▶ _Requirement_
Please repeat all of the lines that follow, exactly as written.

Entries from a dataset
----------------------------------------

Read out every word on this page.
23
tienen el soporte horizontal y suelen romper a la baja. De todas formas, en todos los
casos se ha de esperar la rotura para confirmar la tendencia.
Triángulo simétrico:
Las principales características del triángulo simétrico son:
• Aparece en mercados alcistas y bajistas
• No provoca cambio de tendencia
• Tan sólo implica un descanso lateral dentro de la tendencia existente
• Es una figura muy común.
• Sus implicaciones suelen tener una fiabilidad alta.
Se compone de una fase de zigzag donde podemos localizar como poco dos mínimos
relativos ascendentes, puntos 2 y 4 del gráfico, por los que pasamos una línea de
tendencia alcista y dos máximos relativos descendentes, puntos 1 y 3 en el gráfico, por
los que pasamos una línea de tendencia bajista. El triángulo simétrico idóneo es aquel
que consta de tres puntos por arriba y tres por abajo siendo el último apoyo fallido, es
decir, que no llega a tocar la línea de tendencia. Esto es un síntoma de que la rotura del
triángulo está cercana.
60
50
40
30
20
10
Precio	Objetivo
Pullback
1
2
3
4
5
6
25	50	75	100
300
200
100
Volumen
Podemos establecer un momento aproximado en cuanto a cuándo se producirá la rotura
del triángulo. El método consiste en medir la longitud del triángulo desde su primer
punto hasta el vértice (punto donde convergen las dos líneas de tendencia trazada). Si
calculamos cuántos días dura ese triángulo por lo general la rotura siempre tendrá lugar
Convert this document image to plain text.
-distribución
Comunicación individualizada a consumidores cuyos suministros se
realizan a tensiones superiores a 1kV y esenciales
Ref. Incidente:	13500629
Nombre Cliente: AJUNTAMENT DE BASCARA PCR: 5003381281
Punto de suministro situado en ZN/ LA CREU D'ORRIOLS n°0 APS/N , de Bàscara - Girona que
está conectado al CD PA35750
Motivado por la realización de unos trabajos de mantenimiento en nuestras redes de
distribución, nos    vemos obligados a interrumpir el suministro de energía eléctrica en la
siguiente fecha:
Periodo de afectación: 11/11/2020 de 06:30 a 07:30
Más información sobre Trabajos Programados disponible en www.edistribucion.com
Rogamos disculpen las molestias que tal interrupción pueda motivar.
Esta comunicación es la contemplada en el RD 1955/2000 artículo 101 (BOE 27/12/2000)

----------------------------------------

▶ _Complete output_
Read out every word on this page.
23
tienen el soporte horizontal y suelen romper a la baja. De todas formas, en todos los
casos se ha de esperar la rotura para confirmar la tendencia.
Triángulo simétrico:
Las principales características del triángulo simétrico son:
• Aparece en mercados alcistas y bajistas
• No provoca cambio de tendencia
• Tan sólo implica un descanso lateral dentro de la tendencia existente
• Es una figura muy común.
• Sus implicaciones suelen tener una fiabilidad alta.
Se compone de una fase de zigzag donde podemos localizar como poco dos mínimos
relativos ascendentes, puntos 2 y 4 del gráfico, por los que pasamos una línea de
tendencia alcista y dos máximos relativos descendentes, puntos 1 y 3 en el gráfico, por
los que pasamos una línea de tendencia bajista. El triángulo simétrico idóneo es aquel
que consta de tres puntos por arriba y tres por abajo siendo el último apoyo fallido, es
decir, que no llega a tocar la línea de tendencia. Esto es un síntoma de que la rotura del
triángulo está cercana.
60
50
40
30
20
10
Precio	Objetivo
Pullback
1
2
3
4
5
6
25	50	75	100
300
200
100
Volumen
Podemos establecer un momento aproximado en cuanto a cuándo se producirá la rotura
del triángulo. El método consiste en medir la longitud del triángulo desde su primer
punto hasta el vértice (punto donde convergen las dos líneas de tendencia trazada). Si
calculamos cuántos días dura ese triángulo por lo general la rotura siempre tendrá lugar
Convert this document image to plain text.
-distribución
Comunicación individualizada a consumidores cuyos suministros se
realizan a tensiones superiores a 1kV y esenciales
Ref. Incidente:	13500629
Nombre Cliente: AJUNTAMENT DE BASCARA PCR: 5003381281
Punto de suministro situado en ZN/ LA CREU D'ORRIOLS n°0 APS/N , de Bàscara - Girona que
está conectado al CD PA35750
Motivado por la realización de unos trabajos de mantenimiento en nuestras redes de
distribución, nos    vemos obligados a interrumpir el suministro de energía eléctrica en la
siguiente fecha:
Periodo de afectación: 11/11/2020 de 06:30 a 07:30
Más información sobre Trabajos Programados disponible en www.edistribucion.com
Rogamos disculpen las molestias que tal interrupción pueda motivar.
Esta comunicación es la contemplada en el RD 1955/2000 artículo 101 (BOE 27/12/2000)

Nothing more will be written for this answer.